_GIVEN INSTRUCTION_
Transcribe the records below exactly.

_EXERCISE MATERIALS_
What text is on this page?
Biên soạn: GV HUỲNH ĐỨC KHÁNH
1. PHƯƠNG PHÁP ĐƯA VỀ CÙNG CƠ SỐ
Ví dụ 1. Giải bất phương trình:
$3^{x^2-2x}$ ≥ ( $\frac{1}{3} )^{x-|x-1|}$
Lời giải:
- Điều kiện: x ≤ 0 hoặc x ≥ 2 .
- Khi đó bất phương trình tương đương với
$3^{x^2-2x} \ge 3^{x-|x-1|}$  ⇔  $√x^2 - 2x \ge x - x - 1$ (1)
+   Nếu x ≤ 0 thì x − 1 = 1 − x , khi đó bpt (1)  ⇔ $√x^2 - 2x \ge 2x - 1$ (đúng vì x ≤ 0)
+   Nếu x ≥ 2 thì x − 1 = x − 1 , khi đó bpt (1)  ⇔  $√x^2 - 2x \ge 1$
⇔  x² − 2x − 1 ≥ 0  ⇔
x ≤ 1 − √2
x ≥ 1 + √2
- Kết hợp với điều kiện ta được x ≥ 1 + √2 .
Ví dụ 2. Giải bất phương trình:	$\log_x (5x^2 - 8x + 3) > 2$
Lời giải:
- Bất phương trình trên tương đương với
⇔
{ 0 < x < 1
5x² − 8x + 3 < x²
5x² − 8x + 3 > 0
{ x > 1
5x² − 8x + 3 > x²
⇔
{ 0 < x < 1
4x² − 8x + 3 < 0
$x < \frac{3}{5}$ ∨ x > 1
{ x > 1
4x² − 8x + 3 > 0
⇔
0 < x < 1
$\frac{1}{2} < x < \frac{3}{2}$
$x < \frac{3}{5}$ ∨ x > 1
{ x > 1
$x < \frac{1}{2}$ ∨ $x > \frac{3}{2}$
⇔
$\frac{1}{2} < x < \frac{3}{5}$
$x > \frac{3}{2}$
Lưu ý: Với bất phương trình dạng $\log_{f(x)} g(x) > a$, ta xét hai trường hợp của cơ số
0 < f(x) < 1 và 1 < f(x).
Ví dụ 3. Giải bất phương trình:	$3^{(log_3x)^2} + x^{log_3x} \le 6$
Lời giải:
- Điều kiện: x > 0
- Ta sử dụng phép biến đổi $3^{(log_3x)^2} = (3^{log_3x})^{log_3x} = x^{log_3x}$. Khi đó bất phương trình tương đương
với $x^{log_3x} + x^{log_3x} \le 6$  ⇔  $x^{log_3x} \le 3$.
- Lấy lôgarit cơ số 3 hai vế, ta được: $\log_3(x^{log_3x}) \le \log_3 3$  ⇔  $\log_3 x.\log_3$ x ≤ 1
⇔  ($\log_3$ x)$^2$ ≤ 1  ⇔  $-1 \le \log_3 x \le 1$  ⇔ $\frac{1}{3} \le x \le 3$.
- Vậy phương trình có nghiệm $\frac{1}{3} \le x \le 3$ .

_THE RESPONSE_
What text is on this page?
Biên soạn: GV HUỲNH ĐỨC KHÁNH
1. PHƯƠNG PHÁP ĐƯA VỀ CÙNG CƠ SỐ
Ví dụ 1. Giải bất phương trình:
$3^{x^2-2x}$ ≥ ( $\frac{1}{3} )^{x-|x-1|}$
Lời giải:
- Điều kiện: x ≤ 0 hoặc x ≥ 2 .
- Khi đó bất phương trình tương đương với
$3^{x^2-2x} \ge 3^{x-|x-1|}$  ⇔  $√x^2 - 2x \ge x - x - 1$ (1)
+   Nếu x ≤ 0 thì x − 1 = 1 − x , khi đó bpt (1)  ⇔ $√x^2 - 2x \ge 2x - 1$ (đúng vì x ≤ 0)
+   Nếu x ≥ 2 thì x − 1 = x − 1 , khi đó bpt (1)  ⇔  $√x^2 - 2x \ge 1$
⇔  x² − 2x − 1 ≥ 0  ⇔
x ≤ 1 − √2
x ≥ 1 + √2
- Kết hợp với điều kiện ta được x ≥ 1 + √2 .
Ví dụ 2. Giải bất phương trình:	$\log_x (5x^2 - 8x + 3) > 2$
Lời giải:
- Bất phương trình trên tương đương với
⇔
{ 0 < x < 1
5x² − 8x + 3 < x²
5x² − 8x + 3 > 0
{ x > 1
5x² − 8x + 3 > x²
⇔
{ 0 < x < 1
4x² − 8x + 3 < 0
$x < \frac{3}{5}$ ∨ x > 1
{ x > 1
4x² − 8x + 3 > 0
⇔
0 < x < 1
$\frac{1}{2} < x < \frac{3}{2}$
$x < \frac{3}{5}$ ∨ x > 1
{ x > 1
$x < \frac{1}{2}$ ∨ $x > \frac{3}{2}$
⇔
$\frac{1}{2} < x < \frac{3}{5}$
$x > \frac{3}{2}$
Lưu ý: Với bất phương trình dạng $\log_{f(x)} g(x) > a$, ta xét hai trường hợp của cơ số
0 < f(x) < 1 và 1 < f(x).
Ví dụ 3. Giải bất phương trình:	$3^{(log_3x)^2} + x^{log_3x} \le 6$
Lời giải:
- Điều kiện: x > 0
- Ta sử dụng phép biến đổi $3^{(log_3x)^2} = (3^{log_3x})^{log_3x} = x^{log_3x}$. Khi đó bất phương trình tương đương
với $x^{log_3x} + x^{log_3x} \le 6$  ⇔  $x^{log_3x} \le 3$.
- Lấy lôgarit cơ số 3 hai vế, ta được: $\log_3(x^{log_3x}) \le \log_3 3$  ⇔  $\log_3 x.\log_3$ x ≤ 1
⇔  ($\log_3$ x)$^2$ ≤ 1  ⇔  $-1 \le \log_3 x \le 1$  ⇔ $\frac{1}{3} \le x \le 3$.
- Vậy phương trình có nghiệm $\frac{1}{3} \le x \le 3$ .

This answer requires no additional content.